→ **WRITTEN TASK**
Format the lines from the very first one through the line containing "The grate supports 41 is at (213, 317)." as a numbered list, including both ends and leaving out any blank lines.

## Begin RECORDED DATA

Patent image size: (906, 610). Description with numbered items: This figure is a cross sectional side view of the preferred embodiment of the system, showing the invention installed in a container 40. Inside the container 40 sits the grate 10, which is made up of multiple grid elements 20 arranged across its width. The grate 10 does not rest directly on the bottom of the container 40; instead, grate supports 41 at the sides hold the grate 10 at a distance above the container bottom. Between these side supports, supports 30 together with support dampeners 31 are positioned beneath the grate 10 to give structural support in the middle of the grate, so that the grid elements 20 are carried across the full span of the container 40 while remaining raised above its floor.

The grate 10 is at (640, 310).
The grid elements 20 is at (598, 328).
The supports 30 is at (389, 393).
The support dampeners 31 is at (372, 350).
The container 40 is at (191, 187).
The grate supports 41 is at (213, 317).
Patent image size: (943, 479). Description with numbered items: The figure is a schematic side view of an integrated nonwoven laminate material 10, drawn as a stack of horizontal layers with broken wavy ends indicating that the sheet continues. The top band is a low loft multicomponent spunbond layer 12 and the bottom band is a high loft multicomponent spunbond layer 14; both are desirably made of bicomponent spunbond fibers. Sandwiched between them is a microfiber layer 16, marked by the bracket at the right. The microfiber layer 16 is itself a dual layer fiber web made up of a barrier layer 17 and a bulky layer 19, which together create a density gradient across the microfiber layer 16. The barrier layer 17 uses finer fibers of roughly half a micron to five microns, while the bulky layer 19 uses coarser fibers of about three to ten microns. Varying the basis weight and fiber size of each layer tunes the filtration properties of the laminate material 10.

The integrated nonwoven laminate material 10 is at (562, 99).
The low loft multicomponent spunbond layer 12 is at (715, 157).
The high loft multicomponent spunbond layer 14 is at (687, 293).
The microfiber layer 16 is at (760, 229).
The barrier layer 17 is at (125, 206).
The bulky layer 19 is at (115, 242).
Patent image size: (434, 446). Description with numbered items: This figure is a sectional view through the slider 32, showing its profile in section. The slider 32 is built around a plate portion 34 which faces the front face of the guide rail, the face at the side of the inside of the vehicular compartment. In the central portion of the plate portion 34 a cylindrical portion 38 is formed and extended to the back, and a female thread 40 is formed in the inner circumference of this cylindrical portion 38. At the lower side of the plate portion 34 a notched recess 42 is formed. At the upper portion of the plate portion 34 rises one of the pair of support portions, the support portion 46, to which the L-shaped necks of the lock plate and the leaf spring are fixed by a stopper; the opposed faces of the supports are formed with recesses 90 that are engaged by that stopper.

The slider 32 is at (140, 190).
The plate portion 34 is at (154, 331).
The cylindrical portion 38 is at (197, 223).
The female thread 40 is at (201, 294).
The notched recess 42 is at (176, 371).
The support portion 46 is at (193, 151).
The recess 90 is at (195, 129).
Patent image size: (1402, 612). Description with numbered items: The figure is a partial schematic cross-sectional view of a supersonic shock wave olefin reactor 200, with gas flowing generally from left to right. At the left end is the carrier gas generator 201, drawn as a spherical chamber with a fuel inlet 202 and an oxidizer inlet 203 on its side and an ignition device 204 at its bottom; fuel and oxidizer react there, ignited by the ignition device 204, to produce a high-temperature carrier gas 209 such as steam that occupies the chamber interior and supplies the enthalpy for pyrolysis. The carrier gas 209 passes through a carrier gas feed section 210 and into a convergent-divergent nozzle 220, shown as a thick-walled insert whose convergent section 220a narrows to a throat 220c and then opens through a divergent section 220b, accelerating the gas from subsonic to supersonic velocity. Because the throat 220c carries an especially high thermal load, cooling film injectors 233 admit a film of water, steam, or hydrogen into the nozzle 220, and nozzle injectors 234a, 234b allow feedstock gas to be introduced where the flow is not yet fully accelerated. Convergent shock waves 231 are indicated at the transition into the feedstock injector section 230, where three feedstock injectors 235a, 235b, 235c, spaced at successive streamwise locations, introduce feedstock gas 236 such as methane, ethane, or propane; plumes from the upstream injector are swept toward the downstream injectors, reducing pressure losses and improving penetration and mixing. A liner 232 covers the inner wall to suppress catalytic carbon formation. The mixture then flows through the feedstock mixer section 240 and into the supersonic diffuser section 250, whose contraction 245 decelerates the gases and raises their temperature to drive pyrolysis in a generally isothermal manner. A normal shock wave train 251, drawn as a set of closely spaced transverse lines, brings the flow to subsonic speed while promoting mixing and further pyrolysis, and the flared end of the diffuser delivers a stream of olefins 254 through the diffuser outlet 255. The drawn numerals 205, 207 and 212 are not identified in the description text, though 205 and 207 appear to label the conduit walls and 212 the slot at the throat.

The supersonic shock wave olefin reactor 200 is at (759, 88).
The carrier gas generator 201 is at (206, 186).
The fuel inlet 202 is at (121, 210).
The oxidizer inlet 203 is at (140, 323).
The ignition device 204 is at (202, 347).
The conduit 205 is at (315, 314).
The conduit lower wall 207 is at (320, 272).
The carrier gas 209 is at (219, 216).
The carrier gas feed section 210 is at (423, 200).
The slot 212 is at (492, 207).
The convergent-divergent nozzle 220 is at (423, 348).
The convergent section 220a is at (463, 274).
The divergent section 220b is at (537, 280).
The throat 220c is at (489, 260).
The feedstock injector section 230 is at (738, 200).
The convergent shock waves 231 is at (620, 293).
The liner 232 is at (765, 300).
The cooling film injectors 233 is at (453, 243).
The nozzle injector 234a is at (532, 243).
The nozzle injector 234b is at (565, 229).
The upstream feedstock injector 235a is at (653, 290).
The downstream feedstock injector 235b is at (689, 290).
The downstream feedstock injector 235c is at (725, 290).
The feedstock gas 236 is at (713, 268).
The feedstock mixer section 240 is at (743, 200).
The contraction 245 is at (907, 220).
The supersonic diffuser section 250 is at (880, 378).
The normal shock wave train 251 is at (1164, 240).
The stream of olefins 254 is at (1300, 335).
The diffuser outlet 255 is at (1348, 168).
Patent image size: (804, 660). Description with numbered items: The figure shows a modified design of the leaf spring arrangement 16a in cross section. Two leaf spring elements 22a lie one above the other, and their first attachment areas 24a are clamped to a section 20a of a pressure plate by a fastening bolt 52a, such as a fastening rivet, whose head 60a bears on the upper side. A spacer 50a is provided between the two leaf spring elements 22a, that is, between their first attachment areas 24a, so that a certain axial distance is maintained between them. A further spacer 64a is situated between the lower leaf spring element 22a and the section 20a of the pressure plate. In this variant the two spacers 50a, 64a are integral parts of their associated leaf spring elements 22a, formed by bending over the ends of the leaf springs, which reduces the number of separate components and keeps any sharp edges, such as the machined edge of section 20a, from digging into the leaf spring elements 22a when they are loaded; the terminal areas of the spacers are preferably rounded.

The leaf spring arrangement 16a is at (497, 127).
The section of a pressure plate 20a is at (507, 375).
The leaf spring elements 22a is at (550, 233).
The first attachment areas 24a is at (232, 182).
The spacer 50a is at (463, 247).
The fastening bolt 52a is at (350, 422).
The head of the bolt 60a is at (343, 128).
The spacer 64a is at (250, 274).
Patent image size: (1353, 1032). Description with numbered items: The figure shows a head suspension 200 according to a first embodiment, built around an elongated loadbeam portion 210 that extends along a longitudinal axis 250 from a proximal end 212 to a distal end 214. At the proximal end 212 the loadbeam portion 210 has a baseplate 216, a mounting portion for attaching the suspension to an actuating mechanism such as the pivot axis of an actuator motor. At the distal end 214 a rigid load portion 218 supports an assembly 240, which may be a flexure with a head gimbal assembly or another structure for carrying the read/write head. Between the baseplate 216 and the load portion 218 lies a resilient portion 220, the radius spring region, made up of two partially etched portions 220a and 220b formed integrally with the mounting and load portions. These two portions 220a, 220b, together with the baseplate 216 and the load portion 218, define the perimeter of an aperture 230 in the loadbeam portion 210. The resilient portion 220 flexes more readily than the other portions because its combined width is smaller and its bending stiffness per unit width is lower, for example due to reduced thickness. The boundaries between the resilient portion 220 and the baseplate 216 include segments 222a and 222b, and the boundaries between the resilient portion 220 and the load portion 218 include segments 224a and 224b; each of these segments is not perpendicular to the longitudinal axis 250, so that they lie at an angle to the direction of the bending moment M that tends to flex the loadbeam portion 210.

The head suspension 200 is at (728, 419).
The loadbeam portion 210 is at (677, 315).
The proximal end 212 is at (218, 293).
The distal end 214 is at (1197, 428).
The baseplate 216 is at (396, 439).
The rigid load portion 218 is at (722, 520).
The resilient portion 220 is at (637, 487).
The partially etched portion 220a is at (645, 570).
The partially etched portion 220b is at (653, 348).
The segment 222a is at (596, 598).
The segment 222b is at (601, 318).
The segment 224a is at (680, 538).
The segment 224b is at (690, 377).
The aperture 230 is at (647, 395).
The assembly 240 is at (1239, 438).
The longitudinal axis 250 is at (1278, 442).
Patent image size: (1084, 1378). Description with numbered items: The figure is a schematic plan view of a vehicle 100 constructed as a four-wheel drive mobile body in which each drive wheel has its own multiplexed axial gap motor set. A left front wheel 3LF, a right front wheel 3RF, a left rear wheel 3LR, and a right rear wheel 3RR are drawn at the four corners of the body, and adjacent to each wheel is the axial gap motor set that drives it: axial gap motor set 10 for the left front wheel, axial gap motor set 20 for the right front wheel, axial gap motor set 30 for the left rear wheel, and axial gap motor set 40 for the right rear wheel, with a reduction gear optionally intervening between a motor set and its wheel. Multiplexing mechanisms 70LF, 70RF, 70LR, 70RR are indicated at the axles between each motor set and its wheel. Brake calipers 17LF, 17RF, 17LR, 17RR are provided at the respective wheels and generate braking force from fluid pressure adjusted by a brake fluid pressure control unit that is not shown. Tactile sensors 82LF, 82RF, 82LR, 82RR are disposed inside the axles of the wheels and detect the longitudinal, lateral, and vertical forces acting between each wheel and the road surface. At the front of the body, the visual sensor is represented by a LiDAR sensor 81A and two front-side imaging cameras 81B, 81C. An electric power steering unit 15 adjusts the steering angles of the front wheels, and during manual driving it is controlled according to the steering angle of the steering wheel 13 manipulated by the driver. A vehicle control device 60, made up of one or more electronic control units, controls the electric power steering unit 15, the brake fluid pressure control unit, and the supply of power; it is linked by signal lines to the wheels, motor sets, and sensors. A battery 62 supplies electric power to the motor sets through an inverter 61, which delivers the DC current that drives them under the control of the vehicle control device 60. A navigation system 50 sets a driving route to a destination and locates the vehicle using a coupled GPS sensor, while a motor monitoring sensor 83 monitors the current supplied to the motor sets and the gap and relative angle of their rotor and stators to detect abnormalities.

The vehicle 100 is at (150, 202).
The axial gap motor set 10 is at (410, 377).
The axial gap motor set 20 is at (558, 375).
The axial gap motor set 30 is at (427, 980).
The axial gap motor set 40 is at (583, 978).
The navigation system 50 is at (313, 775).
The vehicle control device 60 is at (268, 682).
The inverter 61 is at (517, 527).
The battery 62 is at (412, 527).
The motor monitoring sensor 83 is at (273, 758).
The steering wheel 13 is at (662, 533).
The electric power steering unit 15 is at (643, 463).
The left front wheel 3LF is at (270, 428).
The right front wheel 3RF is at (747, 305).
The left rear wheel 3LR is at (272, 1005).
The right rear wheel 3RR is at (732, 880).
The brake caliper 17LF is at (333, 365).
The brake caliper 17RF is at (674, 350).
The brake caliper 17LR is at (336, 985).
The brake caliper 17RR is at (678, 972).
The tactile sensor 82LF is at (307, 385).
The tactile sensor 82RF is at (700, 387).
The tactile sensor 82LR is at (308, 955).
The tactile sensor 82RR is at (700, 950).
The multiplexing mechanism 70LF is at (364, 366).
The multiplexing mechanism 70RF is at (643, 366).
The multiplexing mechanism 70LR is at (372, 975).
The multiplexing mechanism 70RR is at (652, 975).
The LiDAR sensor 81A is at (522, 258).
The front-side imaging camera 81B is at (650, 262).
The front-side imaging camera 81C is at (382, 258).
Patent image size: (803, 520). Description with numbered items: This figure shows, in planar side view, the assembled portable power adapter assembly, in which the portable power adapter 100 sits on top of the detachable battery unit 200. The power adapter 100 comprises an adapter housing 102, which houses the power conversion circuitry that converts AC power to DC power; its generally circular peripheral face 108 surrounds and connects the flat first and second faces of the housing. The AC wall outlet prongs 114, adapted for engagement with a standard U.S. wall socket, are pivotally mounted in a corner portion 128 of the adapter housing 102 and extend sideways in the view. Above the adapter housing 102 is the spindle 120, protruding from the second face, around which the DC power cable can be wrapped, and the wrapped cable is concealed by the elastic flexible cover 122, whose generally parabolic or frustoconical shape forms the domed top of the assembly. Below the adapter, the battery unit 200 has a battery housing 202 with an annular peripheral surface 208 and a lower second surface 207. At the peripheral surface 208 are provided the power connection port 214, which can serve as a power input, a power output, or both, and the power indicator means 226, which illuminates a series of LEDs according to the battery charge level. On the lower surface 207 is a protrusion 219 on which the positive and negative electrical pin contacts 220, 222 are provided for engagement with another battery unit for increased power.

## End RECORDED DATA

→ **TASK OUTPUT**
1. Patent image size: (906, 610). Description with numbered items: This figure is a cross sectional side view of the preferred embodiment of the system, showing the invention installed in a container 40. Inside the container 40 sits the grate 10, which is made up of multiple grid elements 20 arranged across its width. The grate 10 does not rest directly on the bottom of the container 40; instead, grate supports 41 at the sides hold the grate 10 at a distance above the container bottom. Between these side supports, supports 30 together with support dampeners 31 are positioned beneath the grate 10 to give structural support in the middle of the grate, so that the grid elements 20 are carried across the full span of the container 40 while remaining raised above its floor.
2. The grate 10 is at (640, 310).
3. The grid elements 20 is at (598, 328).
4. The supports 30 is at (389, 393).
5. The support dampeners 31 is at (372, 350).
6. The container 40 is at (191, 187).
7. The grate supports 41 is at (213, 317).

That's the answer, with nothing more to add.